## TEXT BLOCK
________

# Unable to pay mortgage on investment property but AIB has no charge on it



## jetstream (22 Jun 2013)

Just looking for some advise. We bought a house like alot of people did off the plans in 2007 before the housing market collapse. When our new house was ready late 2008 and after trying to renegotiate with the developer on the price given that the market was in crisis we moved in at the 2007 asking price however unable to sell our house we had been living in at the time. Yes like a lot of people, 2 mortgages and up to our necks in debt. Obviously we went interest only on the old house and managed to rent it out just about covering the interest. 2013 the bank now want full capital payment on the old house, some figures, new mortgage on our current home is 2020 Euro which lucky enough I can afford, full capital payments on the old house is 1700 euro which I cannot afford. Here is the icing on the cake, bank (AIB) have discovered the is no legal charge on the old house and we have refused to sign one for it !

Question really is what are my options ?
Can they come after my family home ?

Any advise greatly appreciated


----------



## terrontress (26 Jun 2013)

jetstream said:


> Here is the icing on the cake, bank (AIB) have discovered the is no legal charge on the old house and we have refused to sign one for it !


 
What does that mean in reality? They can establish that you owe them the money but they do not have preference over the home. So if they take you to court, the court looks at your assets and then apportions them amongst your creditors, your home being the most valuable I presume. If you had €500k in cash or classic cars worth hundreds of thousands, they'd go to pay them back.

Maybe I am wrong but I don't see the benefit to them not having legal charge.


----------



## khards (26 Jun 2013)

The only benefit I can see is that you could sell the house quickly then shuffle the money abroad.


----------



## jetstream (29 Jun 2013)

My family home was bought for 625k and is now valued at 300k with an outstanding balance on the mortgage of 540k so there is no liquidity in the family home. The previous house is valued at maybe at most 190k with an outstanding mortgage of 340k. Maybe i am wrong but i see no point in the bank pursuing the family home as it is of no value to them with such a negative equity. I have no problem handing the old home over to the bank for a voluntary sale to cover sone of the outstanding mortgage however my concern is the family home which i am not in arrears. Its not so much the point of the bank not having a legal charge on it, its the point that they are cheeky enough to ask me to sign one, again my question really is can they come after my family home.


----------



## Brendan Burgess (29 Jun 2013)

What does your solicitor say? How come there is no charge? What happened when you bought your first house that there is no charge? 

It seems to me that you owe AIB €340k for which they do not have security.
That does not mean that you don't owe them the money. 
If you don't sign the charge, and you are in arrears, they will get a judgement against you.
They will then register the judgement as a judgment mortgage, so they will in effect have a charge anyway. 

If you sell the property when they have a charge or a mortgage against it, the charge or mortgage would have to be paid first. You will still owe them the balance and they could get a judgement for that and lodge it against your family home. 

They won't want all the legal messing about, so they might do a deal with you. Offer to sign a charge for them on condition that they agree to waive any shortfall if and when you sell the house. I suspect they will refuse, but you could try it. 

If they have no charge on it, and you go for a Personal Insolvency Arrangement, the PIP might well regard AIB as an unsecured creditor and apply the sales proceeds of the house against your AIB loan and the shortfall on your new  home.  AIB would veto that.

________

## SUPPLIED ENTRIES
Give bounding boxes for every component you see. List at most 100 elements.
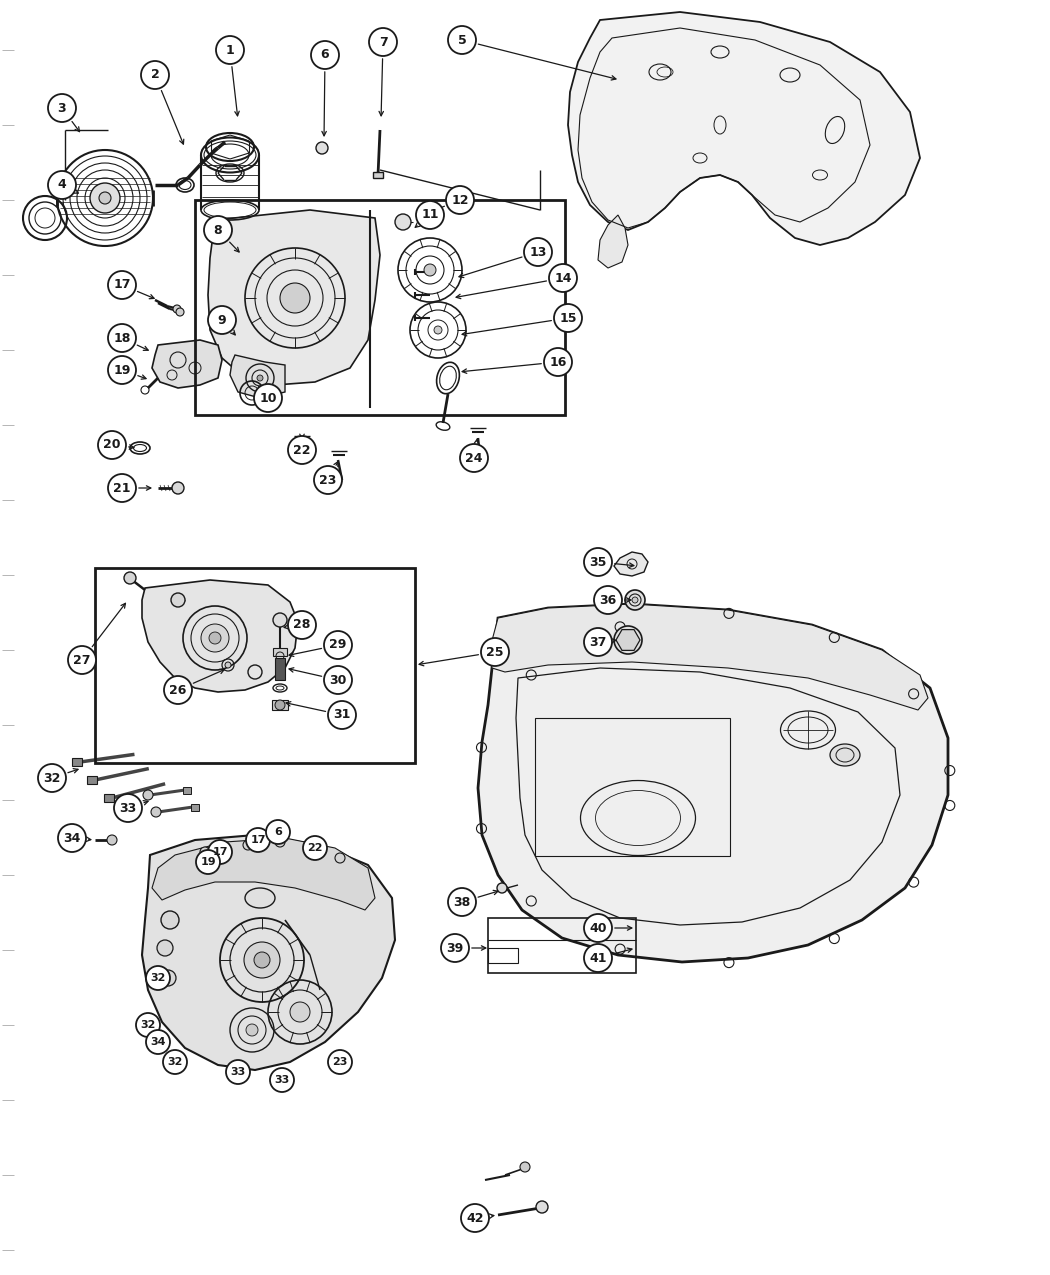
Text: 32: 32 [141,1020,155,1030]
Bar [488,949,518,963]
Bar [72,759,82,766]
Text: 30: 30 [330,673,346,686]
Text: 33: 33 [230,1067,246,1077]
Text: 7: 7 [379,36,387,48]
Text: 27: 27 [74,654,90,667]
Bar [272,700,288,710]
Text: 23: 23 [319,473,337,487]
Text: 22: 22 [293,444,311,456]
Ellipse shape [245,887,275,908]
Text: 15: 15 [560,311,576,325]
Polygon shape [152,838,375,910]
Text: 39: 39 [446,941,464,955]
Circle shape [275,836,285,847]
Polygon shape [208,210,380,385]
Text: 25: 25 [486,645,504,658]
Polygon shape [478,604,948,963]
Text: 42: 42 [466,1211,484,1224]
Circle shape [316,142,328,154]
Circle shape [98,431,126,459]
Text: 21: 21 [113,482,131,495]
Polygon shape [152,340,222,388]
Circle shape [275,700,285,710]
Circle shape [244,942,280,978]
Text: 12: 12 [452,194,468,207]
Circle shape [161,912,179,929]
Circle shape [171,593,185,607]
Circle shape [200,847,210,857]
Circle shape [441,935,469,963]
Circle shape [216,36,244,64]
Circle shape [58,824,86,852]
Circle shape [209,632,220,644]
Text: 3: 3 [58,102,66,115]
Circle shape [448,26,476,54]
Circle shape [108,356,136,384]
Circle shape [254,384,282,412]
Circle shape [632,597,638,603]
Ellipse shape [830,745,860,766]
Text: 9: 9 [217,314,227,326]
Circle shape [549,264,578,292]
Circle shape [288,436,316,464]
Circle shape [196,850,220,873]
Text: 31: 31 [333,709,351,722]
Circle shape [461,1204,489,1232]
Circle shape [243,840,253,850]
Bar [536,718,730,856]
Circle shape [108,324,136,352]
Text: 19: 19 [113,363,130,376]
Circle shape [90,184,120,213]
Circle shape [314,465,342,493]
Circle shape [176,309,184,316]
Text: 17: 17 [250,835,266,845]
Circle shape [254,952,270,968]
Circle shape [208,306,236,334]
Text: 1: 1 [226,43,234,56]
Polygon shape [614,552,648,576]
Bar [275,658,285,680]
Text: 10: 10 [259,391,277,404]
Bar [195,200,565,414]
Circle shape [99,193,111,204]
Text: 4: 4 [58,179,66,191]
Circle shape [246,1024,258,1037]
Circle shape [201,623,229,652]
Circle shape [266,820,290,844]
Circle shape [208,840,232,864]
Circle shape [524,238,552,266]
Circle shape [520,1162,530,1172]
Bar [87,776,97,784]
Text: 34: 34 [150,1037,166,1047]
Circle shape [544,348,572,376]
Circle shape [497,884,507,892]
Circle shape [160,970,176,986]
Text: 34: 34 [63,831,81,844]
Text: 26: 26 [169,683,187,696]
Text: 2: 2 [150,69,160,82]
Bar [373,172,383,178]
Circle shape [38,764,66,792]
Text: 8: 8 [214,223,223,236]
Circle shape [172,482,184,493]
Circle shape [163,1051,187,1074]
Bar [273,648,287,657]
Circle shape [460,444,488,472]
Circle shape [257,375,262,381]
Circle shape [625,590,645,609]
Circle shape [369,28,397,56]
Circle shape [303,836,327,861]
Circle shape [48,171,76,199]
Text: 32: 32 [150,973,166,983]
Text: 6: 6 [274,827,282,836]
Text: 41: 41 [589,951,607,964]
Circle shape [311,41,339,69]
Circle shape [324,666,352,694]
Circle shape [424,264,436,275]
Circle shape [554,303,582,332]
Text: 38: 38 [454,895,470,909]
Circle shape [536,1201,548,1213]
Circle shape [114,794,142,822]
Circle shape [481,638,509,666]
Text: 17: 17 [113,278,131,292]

________

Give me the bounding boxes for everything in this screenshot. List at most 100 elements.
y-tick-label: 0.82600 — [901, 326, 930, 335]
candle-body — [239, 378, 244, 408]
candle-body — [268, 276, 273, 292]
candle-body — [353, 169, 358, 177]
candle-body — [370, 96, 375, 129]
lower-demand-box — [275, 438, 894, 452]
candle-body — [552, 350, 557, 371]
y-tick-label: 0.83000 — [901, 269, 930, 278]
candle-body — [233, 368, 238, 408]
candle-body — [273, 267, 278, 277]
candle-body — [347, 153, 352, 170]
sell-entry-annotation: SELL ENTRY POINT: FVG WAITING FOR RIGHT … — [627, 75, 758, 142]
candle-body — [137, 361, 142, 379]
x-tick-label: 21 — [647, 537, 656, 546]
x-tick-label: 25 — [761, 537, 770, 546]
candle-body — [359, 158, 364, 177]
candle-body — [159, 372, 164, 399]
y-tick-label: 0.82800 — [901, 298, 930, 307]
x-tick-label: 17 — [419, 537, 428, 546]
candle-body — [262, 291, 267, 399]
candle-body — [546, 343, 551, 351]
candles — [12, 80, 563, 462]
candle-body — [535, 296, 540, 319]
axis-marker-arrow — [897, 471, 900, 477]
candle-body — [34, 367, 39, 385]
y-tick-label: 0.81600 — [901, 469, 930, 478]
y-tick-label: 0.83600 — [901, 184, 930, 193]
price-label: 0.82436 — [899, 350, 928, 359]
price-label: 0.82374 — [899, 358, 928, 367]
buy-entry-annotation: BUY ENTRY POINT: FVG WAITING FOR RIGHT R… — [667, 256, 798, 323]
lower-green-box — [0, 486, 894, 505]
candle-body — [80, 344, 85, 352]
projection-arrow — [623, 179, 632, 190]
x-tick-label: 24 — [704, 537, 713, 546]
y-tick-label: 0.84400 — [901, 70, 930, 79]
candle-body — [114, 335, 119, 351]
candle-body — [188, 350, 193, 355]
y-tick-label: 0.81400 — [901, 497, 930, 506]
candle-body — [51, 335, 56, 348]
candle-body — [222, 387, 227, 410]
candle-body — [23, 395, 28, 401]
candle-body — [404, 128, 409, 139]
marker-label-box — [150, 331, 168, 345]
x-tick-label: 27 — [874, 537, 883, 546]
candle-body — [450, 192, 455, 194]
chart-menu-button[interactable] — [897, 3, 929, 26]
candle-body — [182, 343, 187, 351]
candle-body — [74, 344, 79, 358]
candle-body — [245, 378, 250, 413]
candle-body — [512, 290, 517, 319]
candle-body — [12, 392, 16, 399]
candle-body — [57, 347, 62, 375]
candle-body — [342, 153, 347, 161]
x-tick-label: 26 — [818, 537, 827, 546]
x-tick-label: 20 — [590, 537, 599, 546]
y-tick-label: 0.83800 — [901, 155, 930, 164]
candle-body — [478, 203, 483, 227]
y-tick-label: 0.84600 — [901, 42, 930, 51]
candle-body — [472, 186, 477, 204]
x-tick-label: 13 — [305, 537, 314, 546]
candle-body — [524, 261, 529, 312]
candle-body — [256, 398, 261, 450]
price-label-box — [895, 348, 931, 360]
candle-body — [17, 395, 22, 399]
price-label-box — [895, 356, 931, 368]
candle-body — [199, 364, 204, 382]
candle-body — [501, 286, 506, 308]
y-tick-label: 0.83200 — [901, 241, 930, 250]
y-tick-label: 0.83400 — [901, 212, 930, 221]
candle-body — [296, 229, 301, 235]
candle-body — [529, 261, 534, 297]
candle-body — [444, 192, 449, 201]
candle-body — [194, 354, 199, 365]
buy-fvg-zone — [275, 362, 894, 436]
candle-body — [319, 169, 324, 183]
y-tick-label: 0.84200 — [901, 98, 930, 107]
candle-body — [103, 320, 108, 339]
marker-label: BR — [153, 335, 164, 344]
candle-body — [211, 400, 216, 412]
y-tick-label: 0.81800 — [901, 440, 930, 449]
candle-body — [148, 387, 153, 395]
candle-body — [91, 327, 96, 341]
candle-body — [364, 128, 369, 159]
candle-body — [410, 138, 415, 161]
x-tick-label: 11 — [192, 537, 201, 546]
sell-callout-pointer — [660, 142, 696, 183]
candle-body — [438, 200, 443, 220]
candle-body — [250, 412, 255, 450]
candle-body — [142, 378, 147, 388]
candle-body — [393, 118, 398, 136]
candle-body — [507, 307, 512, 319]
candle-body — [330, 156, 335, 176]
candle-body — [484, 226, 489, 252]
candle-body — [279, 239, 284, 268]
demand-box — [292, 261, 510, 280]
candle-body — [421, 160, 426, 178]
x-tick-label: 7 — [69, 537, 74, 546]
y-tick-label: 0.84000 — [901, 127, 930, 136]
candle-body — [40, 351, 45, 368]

________

## CHALLENGES
1/ Could you retype, character for character, the entries in the first block from the line containing "Text: 32: 32 [141,1020,155,1030]" through the line containing "Text: 23: 23 [319,473,337,487]"?
2/ Could you extend the forum thread about the unpaid investment-property mortgage on which AIB has no charge, picking up right after its final sentence?

## ANSWERS TO THE TASKS
1/
Text: 32: 32 [141,1020,155,1030]
Bar [488,949,518,963]
Bar [72,759,82,766]
Text: 30: 30 [330,673,346,686]
Text: 33: 33 [230,1067,246,1077]
Text: 7: 7 [379,36,387,48]
Text: 27: 27 [74,654,90,667]
Bar [272,700,288,710]
Text: 23: 23 [319,473,337,487]

2/
If you can make full repayments on €540k, you could probably reduce the capital element of that repayment and make payments to AIB. 

First - ask your solicitor - probably not the one who did the conveyance for you.
Second - meet with AIB and try to do a deal.
Third - if they refuse, then go to a PIP.


----------



## jetstream (29 Jun 2013)

Many thanks Brendan for your reply, I will talk to AIB and let you know the outcome. Regarding the charge on the house, I really don't know how this happened but they where staff mortgages so whether this had something to do with it or not I really don't know. I really don't want to reduce capital payments on my family home as I would rather try and keep it out of any involvement with they other property as long as I can.
I would also like to stress that this is not or was never bought as an investment property, we are in this position due to sheer negligence of the government, regulator and banks in Ireland at the time like so many other individuals, what will happen when the tracker mortgages start to increase, interesting times ahead and only the tip of the iceberg i think.


----------



## ClaireM (29 Jun 2013)

You could try a Debt Settlement Arrangement with this "mortgage" as unsecured debt.


----------



## Brendan Burgess (30 Jun 2013)

jetstream said:


> . I really don't want to reduce capital payments on my family home as I would rather try and keep it out of any involvement with they other property as long as I can.
> .



They are both your assets and your liabilities. 

You have two assets. You have two mortgages.  You can't just decide you want to quarantine one from the other.


----------



## jetstream (3 Jul 2013)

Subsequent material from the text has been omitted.